* Begin Text excerpt *

So I want to highlight for you Jesus’s care and compassion for his disciples. They are tired, hungry, spent from doing ministry, and Jesus invites them to rest. “Come with me by yourselves to a quiet place,” he said. I invite you to hear that invitation from Jesus and to know his care and compassion for you as you experience compassion fatigue. Come be with him, get some quiet, get some rest. To be engaged in ministry is challenging and can be taxing on us, and you also need care. And we see in this passage Jesus’s care for his faithful ministers.

As an outworking of his care, let’s get practical with what does that look like, what can it look like for you. So feel free to consider, what is restful for me? What is your version of a quiet place where you can rest? Where’s a place you can go to recharge? So receive the invitation by pursuing what is restful for you. Do it even if you don’t feel like doing it, and do it with the knowledge that Jesus has care and compassion for those he has called to ministry.

Continuing to think practically, I want to next encourage you to take some time for self-reflection. So whether this is with a journal or just taking some quiet time to think, I want you to consider, how do you think you got here to this place, to this season of compassion fatigue? So I want you to think broadly across many categories of your life. Before I begin to discuss some of those categories I have in mind, let me just offer a caveat, which is I am advising you to do this self-search but I don't mean it to be an exhaustive one. Don’t carry into this time an expectation you are going to perfectly know all the answers to the questions that you could ask about how you got here. There will always be some level of mystery involved with how something has come about, so I’m not expecting you to find the answer. Certainly go into this time of self-reflection prayerfully, asking the Lord to be with you as you search your heart, recall details of your work, and make assessments over different categories of your life, but know that my hope for you in this is to gain insight so that you can potentially make adjustments that will help you continue your ongoing ministry. To navigate compassion fatigue is to hope to get past it, and practical changes, even small ones, can make a difference.

So with that caveat in mind, here are some places to consider. Starting with your profession, your ministry, consider your caseload. What types of cases have you been taking? Do you think there is any correlation between the types of cases you've had recently with a reduced level of compassion? In general, are there certain types of cases that are more challenging for you for any reason? Certain issues or challenges that burden you perhaps more than others? Do you perhaps tend towards perfectionism or over responsibility as you walk with hurting people? And do you think there could be a connection between that tendency and your feelings of fatigue? As you continue to consider the season of ministry you are in, can you recognize any warning signs that have been there that led up to compassion fatigue? Those warning signs could be experiences like it's been hard for you to leave work at work, or you're thinking more often than usual about the people you're helping or about the problems, perhaps feeling anxious for the person or about how to help the person.

* End Text excerpt *
* Begin Supplied entries *

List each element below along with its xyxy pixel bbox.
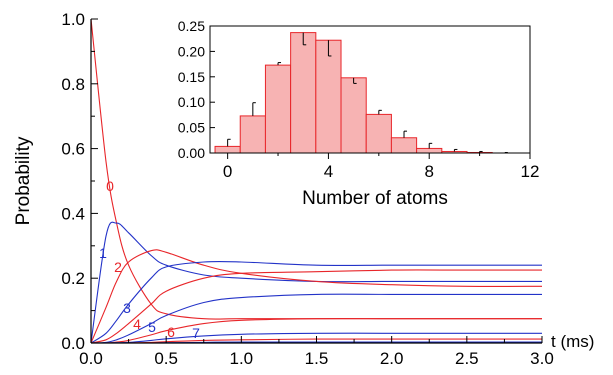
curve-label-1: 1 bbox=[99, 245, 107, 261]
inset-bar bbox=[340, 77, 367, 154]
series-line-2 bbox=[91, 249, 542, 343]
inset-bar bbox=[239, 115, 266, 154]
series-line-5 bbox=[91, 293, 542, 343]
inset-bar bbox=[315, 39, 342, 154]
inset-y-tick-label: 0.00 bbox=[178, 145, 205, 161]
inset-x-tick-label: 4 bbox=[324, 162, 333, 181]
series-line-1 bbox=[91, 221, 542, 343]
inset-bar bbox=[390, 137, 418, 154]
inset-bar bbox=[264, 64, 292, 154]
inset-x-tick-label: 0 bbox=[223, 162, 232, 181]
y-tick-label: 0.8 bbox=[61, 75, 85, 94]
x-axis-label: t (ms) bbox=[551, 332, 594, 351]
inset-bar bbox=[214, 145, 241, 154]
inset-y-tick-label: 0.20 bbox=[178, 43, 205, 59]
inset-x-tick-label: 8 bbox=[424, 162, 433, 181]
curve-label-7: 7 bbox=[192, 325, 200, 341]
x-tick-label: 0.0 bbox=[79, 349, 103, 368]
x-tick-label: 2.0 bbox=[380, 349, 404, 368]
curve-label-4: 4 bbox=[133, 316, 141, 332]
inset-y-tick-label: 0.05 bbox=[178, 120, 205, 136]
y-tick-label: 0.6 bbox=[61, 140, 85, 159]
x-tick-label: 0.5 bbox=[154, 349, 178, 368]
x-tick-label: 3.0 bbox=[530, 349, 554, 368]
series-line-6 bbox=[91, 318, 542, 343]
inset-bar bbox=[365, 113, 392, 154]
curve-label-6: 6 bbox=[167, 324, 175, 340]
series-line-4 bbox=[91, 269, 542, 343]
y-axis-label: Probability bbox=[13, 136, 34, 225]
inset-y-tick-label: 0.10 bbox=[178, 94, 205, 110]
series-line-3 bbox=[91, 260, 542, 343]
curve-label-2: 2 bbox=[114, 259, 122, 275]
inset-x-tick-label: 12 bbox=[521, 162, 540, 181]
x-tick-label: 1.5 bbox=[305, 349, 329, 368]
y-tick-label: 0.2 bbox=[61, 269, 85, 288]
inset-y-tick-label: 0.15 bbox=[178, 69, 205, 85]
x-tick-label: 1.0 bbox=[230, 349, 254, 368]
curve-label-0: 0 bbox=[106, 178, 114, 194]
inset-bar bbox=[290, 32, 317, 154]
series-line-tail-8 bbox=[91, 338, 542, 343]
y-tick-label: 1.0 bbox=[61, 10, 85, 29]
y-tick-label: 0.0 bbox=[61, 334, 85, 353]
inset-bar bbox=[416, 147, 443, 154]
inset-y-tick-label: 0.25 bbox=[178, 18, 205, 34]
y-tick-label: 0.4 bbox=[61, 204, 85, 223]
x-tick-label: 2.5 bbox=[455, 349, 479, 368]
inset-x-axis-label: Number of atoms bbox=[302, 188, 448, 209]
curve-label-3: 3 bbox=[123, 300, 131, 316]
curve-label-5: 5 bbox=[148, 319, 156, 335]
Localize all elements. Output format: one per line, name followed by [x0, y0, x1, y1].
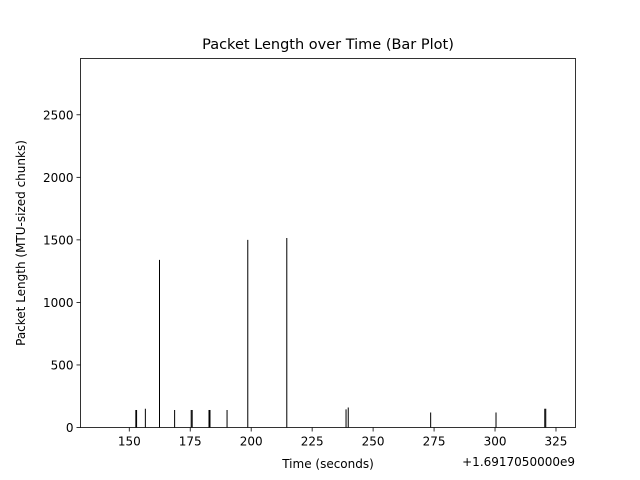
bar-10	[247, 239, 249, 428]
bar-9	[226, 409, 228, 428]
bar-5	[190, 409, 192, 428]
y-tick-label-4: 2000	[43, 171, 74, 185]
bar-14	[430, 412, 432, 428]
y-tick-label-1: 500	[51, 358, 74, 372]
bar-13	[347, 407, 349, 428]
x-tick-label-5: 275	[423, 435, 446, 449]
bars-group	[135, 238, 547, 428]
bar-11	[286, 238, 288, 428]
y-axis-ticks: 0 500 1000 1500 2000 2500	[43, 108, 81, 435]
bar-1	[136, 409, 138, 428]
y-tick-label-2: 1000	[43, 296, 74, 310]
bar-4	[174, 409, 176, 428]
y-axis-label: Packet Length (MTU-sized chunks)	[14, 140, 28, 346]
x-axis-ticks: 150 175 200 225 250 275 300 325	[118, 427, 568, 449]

* End Supplied entries *

_Short problem 1:_ Set down the part of the passage on compassion fatigue that starts with "So I want to" and goes on through "his faithful ministers.".
_Short problem 2:_ From the entries, extract the lines starting with the line with "239, 249, 428]" and going on through the line with "409, 138, 428]".

_Complete output 1:_
So I want to highlight for you Jesus’s care and compassion for his disciples. They are tired, hungry, spent from doing ministry, and Jesus invites them to rest. “Come with me by yourselves to a quiet place,” he said. I invite you to hear that invitation from Jesus and to know his care and compassion for you as you experience compassion fatigue. Come be with him, get some quiet, get some rest. To be engaged in ministry is challenging and can be taxing on us, and you also need care. And we see in this passage Jesus’s care for his faithful ministers.

_Complete output 2:_
bar-10	[247, 239, 249, 428]
bar-9	[226, 409, 228, 428]
bar-5	[190, 409, 192, 428]
y-tick-label-4: 2000	[43, 171, 74, 185]
bar-14	[430, 412, 432, 428]
y-tick-label-1: 500	[51, 358, 74, 372]
bar-13	[347, 407, 349, 428]
x-tick-label-5: 275	[423, 435, 446, 449]
bars-group	[135, 238, 547, 428]
bar-11	[286, 238, 288, 428]
y-axis-ticks: 0 500 1000 1500 2000 2500	[43, 108, 81, 435]
bar-1	[136, 409, 138, 428]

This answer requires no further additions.